## Exercise goal
Copy each line where the word "Path" occurs.

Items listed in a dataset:
+===+
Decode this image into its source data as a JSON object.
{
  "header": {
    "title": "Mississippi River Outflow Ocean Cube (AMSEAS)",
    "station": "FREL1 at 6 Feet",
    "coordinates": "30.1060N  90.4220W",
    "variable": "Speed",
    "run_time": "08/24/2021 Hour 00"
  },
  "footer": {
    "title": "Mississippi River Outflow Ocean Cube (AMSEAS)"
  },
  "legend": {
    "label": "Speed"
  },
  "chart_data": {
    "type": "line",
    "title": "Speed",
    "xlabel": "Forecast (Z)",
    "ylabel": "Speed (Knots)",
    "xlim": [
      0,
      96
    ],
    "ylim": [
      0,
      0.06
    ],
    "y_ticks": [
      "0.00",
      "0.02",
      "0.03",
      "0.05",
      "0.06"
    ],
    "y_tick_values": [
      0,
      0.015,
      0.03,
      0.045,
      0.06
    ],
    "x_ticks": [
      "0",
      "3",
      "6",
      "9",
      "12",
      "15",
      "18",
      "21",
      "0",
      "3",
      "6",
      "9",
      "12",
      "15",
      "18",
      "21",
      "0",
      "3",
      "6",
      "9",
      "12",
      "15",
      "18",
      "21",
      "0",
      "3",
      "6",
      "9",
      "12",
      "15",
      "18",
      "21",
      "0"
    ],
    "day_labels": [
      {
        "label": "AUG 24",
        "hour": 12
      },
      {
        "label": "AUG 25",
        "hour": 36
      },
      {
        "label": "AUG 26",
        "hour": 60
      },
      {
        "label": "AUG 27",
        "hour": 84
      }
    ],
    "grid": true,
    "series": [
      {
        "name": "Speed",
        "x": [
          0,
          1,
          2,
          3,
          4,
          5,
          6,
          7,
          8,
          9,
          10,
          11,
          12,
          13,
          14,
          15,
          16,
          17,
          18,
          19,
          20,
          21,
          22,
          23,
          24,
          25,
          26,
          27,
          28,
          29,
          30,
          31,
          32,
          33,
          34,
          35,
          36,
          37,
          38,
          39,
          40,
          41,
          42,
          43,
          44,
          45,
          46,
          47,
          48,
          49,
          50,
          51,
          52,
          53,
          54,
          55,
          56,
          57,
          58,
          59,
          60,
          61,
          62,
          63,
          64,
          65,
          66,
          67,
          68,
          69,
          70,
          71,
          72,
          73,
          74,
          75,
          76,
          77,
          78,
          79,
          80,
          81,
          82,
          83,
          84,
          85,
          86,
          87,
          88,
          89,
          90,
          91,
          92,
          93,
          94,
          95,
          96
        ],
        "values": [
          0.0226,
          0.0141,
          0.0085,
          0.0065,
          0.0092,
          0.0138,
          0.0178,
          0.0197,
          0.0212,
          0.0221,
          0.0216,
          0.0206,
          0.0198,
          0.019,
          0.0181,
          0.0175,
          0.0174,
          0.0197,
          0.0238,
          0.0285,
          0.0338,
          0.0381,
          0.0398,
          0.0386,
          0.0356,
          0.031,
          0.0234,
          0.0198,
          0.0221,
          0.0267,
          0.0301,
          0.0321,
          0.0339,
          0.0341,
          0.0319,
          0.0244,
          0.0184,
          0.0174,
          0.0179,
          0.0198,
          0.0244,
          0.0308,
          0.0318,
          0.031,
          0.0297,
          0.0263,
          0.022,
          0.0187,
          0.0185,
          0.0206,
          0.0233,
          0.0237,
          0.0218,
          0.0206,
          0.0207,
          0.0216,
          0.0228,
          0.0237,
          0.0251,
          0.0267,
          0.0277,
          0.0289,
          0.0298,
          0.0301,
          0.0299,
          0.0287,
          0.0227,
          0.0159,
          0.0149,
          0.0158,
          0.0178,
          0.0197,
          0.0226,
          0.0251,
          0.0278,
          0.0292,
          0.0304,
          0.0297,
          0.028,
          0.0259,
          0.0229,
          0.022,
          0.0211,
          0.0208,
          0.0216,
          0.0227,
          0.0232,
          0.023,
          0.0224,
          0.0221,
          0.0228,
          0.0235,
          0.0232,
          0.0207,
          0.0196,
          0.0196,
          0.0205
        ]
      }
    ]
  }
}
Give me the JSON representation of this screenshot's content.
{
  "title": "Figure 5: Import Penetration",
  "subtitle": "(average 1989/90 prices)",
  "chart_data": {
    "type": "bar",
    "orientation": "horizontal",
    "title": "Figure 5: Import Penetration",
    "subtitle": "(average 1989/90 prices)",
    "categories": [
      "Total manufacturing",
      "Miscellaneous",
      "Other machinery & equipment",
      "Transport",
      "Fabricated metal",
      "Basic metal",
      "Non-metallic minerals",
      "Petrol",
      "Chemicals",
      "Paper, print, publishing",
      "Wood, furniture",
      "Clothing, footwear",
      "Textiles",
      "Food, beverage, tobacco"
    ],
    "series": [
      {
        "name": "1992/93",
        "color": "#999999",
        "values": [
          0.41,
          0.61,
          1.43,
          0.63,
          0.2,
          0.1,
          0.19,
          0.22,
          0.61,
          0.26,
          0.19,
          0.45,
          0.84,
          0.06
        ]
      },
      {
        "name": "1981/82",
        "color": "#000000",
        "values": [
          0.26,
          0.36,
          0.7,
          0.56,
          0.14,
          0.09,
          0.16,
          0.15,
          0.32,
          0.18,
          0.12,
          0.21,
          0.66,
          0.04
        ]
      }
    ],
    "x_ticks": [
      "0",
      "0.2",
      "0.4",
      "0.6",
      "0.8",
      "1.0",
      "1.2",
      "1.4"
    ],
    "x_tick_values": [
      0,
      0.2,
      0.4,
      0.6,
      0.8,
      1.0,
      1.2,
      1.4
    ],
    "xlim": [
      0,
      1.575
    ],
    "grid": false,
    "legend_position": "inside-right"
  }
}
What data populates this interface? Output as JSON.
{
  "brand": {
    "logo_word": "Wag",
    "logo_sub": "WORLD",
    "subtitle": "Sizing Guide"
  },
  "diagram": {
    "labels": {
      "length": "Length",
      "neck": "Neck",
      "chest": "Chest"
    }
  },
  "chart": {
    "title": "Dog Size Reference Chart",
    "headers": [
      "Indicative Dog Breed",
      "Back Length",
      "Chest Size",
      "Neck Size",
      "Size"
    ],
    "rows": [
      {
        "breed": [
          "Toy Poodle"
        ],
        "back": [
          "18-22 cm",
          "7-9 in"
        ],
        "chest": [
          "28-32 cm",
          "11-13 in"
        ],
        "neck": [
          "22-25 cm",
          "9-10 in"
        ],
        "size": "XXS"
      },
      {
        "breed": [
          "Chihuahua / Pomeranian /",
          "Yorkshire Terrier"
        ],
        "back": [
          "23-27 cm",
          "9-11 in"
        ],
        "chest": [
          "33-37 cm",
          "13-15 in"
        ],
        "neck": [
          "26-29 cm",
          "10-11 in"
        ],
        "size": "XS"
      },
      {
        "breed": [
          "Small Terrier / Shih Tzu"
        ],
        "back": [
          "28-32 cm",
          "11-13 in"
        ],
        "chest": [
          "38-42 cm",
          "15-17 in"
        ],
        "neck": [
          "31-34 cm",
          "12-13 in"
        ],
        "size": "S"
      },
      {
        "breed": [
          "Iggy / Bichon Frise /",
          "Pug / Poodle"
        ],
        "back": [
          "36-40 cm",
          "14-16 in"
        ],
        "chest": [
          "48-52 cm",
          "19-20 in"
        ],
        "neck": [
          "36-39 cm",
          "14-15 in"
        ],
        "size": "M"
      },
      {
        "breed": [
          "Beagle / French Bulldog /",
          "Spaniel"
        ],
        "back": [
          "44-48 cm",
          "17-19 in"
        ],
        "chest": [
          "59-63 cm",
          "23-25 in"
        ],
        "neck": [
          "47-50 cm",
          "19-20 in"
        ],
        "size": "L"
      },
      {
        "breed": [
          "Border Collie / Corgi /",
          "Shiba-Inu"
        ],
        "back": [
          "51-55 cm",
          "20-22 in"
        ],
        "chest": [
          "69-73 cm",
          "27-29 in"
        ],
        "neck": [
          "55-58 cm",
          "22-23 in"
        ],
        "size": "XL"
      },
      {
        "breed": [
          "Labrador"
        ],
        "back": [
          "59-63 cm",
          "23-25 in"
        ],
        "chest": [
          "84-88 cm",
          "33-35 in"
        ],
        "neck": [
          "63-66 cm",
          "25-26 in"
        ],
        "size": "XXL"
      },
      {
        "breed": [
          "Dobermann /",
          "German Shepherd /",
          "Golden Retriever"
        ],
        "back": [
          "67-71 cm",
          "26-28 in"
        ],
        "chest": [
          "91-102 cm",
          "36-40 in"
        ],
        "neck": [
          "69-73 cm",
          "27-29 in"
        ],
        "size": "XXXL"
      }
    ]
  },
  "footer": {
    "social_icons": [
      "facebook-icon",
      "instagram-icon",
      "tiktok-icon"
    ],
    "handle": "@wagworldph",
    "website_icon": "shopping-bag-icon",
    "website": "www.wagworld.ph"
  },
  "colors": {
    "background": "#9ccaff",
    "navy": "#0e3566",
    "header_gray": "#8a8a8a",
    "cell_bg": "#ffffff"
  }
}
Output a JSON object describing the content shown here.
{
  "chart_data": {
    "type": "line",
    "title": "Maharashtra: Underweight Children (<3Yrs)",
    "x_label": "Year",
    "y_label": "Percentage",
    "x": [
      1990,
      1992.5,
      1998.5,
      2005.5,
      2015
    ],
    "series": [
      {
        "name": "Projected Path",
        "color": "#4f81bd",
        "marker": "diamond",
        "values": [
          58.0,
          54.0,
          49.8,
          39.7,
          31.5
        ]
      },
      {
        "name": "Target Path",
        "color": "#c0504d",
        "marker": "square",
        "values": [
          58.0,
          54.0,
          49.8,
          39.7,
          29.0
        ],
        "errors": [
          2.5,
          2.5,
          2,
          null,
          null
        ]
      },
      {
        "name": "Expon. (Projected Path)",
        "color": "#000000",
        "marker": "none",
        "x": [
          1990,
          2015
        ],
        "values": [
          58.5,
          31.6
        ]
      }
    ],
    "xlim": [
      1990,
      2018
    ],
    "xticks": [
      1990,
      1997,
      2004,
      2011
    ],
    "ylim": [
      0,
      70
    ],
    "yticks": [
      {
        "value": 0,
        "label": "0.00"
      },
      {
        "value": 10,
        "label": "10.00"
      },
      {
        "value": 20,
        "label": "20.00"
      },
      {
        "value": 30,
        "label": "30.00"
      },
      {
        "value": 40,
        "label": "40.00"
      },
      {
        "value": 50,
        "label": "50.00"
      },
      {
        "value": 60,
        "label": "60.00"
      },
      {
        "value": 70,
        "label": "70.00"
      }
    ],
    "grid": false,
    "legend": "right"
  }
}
+===+
## Task answer
        "name": "Projected Path",
        "name": "Target Path",
        "name": "Expon. (Projected Path)",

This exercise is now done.